What to produce: Identify all lines in the listing that include the word "data", and copy them out.

Entries supplied:
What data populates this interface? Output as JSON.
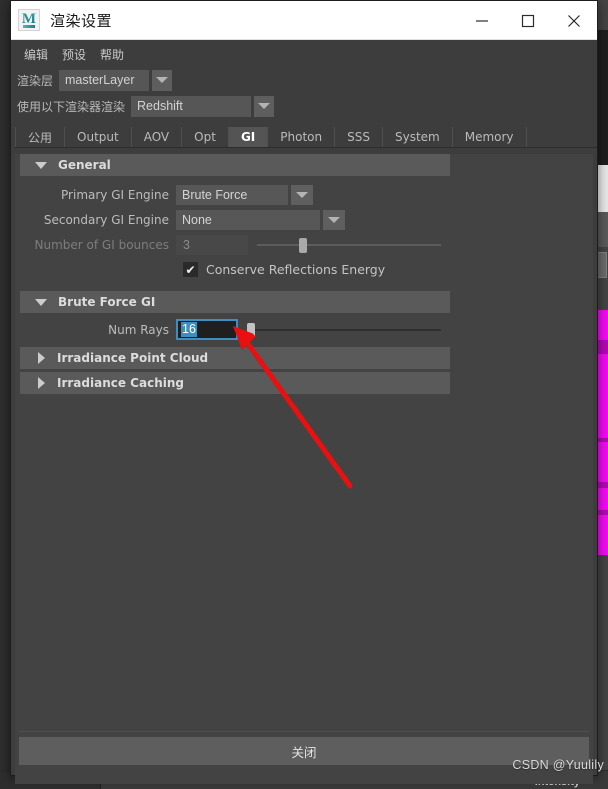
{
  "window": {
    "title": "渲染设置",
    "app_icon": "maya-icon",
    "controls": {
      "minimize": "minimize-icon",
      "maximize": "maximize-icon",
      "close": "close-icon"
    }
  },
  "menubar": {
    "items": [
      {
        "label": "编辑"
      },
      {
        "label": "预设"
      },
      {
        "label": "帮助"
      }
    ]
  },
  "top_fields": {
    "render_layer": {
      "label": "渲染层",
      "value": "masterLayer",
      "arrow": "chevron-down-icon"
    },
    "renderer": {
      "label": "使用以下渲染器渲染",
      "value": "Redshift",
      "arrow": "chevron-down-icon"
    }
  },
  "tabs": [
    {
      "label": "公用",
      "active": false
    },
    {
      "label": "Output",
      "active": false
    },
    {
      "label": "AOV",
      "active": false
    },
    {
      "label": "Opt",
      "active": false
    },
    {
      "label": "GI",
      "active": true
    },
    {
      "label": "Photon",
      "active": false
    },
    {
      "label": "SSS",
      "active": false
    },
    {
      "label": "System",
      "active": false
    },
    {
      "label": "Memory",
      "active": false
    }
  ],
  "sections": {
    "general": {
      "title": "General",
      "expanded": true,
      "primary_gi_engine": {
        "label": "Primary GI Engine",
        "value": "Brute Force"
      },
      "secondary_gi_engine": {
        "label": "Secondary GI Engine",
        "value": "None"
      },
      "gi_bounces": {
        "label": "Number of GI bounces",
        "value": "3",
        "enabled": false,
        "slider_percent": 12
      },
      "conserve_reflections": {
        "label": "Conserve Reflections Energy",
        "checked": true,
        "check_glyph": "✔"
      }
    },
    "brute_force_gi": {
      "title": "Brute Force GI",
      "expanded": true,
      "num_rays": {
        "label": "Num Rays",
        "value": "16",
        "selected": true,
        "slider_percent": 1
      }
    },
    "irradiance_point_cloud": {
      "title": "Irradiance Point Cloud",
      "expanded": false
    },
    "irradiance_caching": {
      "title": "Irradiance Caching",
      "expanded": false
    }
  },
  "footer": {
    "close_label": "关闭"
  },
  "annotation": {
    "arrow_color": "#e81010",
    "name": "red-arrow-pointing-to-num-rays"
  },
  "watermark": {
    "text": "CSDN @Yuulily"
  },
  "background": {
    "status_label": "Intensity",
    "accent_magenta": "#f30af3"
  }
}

...

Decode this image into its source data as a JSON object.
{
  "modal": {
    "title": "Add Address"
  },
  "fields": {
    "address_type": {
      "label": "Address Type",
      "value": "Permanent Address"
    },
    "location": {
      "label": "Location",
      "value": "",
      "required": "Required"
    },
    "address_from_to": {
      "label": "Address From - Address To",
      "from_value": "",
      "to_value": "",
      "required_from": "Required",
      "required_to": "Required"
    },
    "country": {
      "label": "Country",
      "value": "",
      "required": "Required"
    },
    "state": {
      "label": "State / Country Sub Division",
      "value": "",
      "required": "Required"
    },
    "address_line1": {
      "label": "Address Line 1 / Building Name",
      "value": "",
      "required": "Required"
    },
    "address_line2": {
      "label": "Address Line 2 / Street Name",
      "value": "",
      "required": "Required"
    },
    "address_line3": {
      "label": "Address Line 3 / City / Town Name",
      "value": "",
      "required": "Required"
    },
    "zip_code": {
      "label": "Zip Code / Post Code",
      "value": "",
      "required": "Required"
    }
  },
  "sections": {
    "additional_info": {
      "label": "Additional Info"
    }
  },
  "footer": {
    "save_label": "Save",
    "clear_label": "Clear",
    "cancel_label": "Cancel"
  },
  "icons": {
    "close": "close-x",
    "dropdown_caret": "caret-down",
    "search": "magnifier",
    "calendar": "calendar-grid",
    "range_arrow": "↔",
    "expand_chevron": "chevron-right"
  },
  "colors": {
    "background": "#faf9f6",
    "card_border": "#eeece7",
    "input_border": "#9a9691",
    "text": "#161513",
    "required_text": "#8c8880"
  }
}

Reply to the exercise:
What data populates this interface? Output as JSON.
Decode this image into its source data as a JSON object.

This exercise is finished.